Source material —
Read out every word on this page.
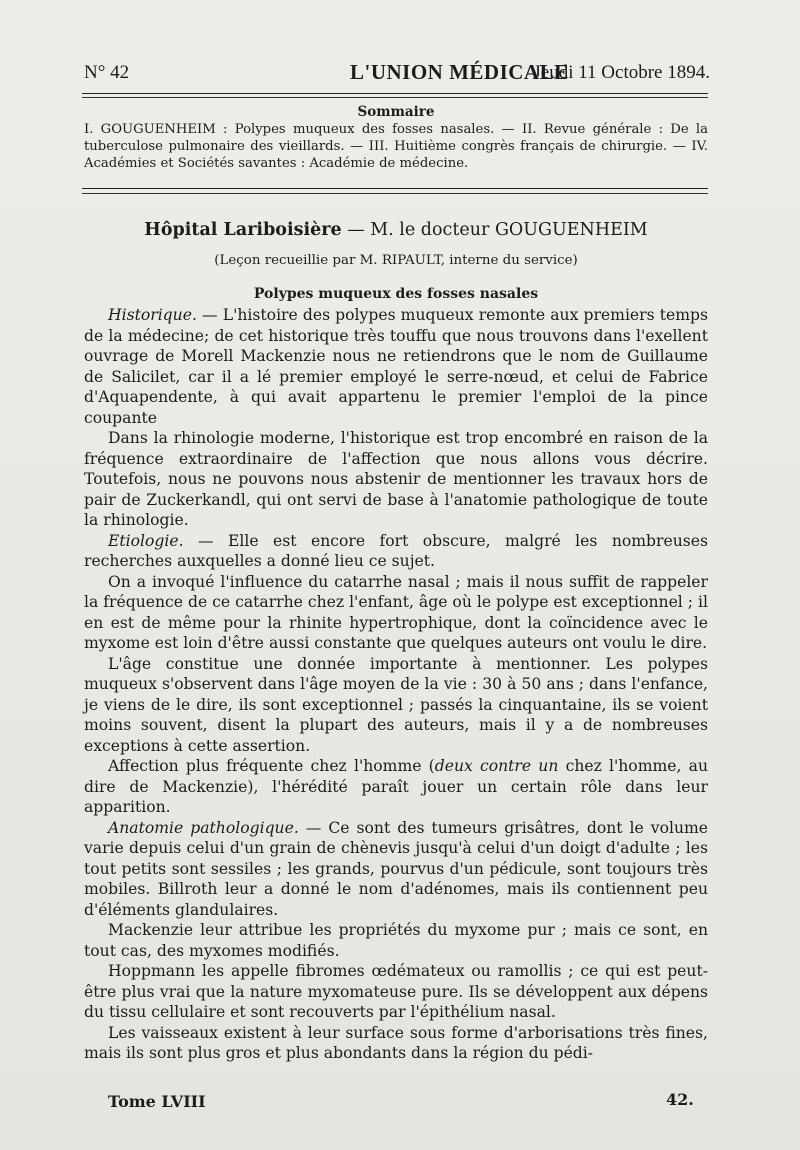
N° 42	L'UNION MÉDICALE
Jeudi 11 Octobre 1894.
Sommaire

I. GOUGUENHEIM : Polypes muqueux des fosses nasales. — II. Revue générale : De la tuberculose pulmonaire des vieillards. — III. Huitième congrès français de chirurgie. — IV. Académies et Sociétés savantes : Académie de médecine.

Hôpital Lariboisière — M. le docteur GOUGUENHEIM
(Leçon recueillie par M. RIPAULT, interne du service)
Polypes muqueux des fosses nasales

Historique. — L'histoire des polypes muqueux remonte aux premiers temps de la médecine; de cet historique très touffu que nous trouvons dans l'exellent ouvrage de Morell Mackenzie nous ne retiendrons que le nom de Guillaume de Salicilet, car il a lé premier employé le serre-nœud, et celui de Fabrice d'Aquapendente, à qui avait appartenu le premier l'emploi de la pince coupante

Dans la rhinologie moderne, l'historique est trop encombré en raison de la fréquence extraordinaire de l'affection que nous allons vous décrire. Toutefois, nous ne pouvons nous abstenir de mentionner les travaux hors de pair de Zuckerkandl, qui ont servi de base à l'anatomie pathologique de toute la rhinologie.

Etiologie. — Elle est encore fort obscure, malgré les nombreuses recherches auxquelles a donné lieu ce sujet.

On a invoqué l'influence du catarrhe nasal ; mais il nous suffit de rappeler la fréquence de ce catarrhe chez l'enfant, âge où le polype est exceptionnel ; il en est de même pour la rhinite hypertrophique, dont la coïncidence avec le myxome est loin d'être aussi constante que quelques auteurs ont voulu le dire.

L'âge constitue une donnée importante à mentionner. Les polypes muqueux s'observent dans l'âge moyen de la vie : 30 à 50 ans ; dans l'enfance, je viens de le dire, ils sont exceptionnel ; passés la cinquantaine, ils se voient moins souvent, disent la plupart des auteurs, mais il y a de nombreuses exceptions à cette assertion.

Affection plus fréquente chez l'homme (deux contre un chez l'homme, au dire de Mackenzie), l'hérédité paraît jouer un certain rôle dans leur apparition.

Anatomie pathologique. — Ce sont des tumeurs grisâtres, dont le volume varie depuis celui d'un grain de chènevis jusqu'à celui d'un doigt d'adulte ; les tout petits sont sessiles ; les grands, pourvus d'un pédicule, sont toujours très mobiles. Billroth leur a donné le nom d'adénomes, mais ils contiennent peu d'éléments glandulaires.

Mackenzie leur attribue les propriétés du myxome pur ; mais ce sont, en tout cas, des myxomes modifiés.

Hoppmann les appelle fibromes œdémateux ou ramollis ; ce qui est peut-être plus vrai que la nature myxomateuse pure. Ils se développent aux dépens du tissu cellulaire et sont recouverts par l'épithélium nasal.

Les vaisseaux existent à leur surface sous forme d'arborisations très fines, mais ils sont plus gros et plus abondants dans la région du pédi-

Tome LVIII	42.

Exercise requirements —
Exclude all images and restate the records above word for word.

The response —
Read out every word on this page.
N° 42	L'UNION MÉDICALE
Jeudi 11 Octobre 1894.
Sommaire

I. GOUGUENHEIM : Polypes muqueux des fosses nasales. — II. Revue générale : De la tuberculose pulmonaire des vieillards. — III. Huitième congrès français de chirurgie. — IV. Académies et Sociétés savantes : Académie de médecine.

Hôpital Lariboisière — M. le docteur GOUGUENHEIM
(Leçon recueillie par M. RIPAULT, interne du service)
Polypes muqueux des fosses nasales

Historique. — L'histoire des polypes muqueux remonte aux premiers temps de la médecine; de cet historique très touffu que nous trouvons dans l'exellent ouvrage de Morell Mackenzie nous ne retiendrons que le nom de Guillaume de Salicilet, car il a lé premier employé le serre-nœud, et celui de Fabrice d'Aquapendente, à qui avait appartenu le premier l'emploi de la pince coupante

Dans la rhinologie moderne, l'historique est trop encombré en raison de la fréquence extraordinaire de l'affection que nous allons vous décrire. Toutefois, nous ne pouvons nous abstenir de mentionner les travaux hors de pair de Zuckerkandl, qui ont servi de base à l'anatomie pathologique de toute la rhinologie.

Etiologie. — Elle est encore fort obscure, malgré les nombreuses recherches auxquelles a donné lieu ce sujet.

On a invoqué l'influence du catarrhe nasal ; mais il nous suffit de rappeler la fréquence de ce catarrhe chez l'enfant, âge où le polype est exceptionnel ; il en est de même pour la rhinite hypertrophique, dont la coïncidence avec le myxome est loin d'être aussi constante que quelques auteurs ont voulu le dire.

L'âge constitue une donnée importante à mentionner. Les polypes muqueux s'observent dans l'âge moyen de la vie : 30 à 50 ans ; dans l'enfance, je viens de le dire, ils sont exceptionnel ; passés la cinquantaine, ils se voient moins souvent, disent la plupart des auteurs, mais il y a de nombreuses exceptions à cette assertion.

Affection plus fréquente chez l'homme (deux contre un chez l'homme, au dire de Mackenzie), l'hérédité paraît jouer un certain rôle dans leur apparition.

Anatomie pathologique. — Ce sont des tumeurs grisâtres, dont le volume varie depuis celui d'un grain de chènevis jusqu'à celui d'un doigt d'adulte ; les tout petits sont sessiles ; les grands, pourvus d'un pédicule, sont toujours très mobiles. Billroth leur a donné le nom d'adénomes, mais ils contiennent peu d'éléments glandulaires.

Mackenzie leur attribue les propriétés du myxome pur ; mais ce sont, en tout cas, des myxomes modifiés.

Hoppmann les appelle fibromes œdémateux ou ramollis ; ce qui est peut-être plus vrai que la nature myxomateuse pure. Ils se développent aux dépens du tissu cellulaire et sont recouverts par l'épithélium nasal.

Les vaisseaux existent à leur surface sous forme d'arborisations très fines, mais ils sont plus gros et plus abondants dans la région du pédi-

Tome LVIII	42.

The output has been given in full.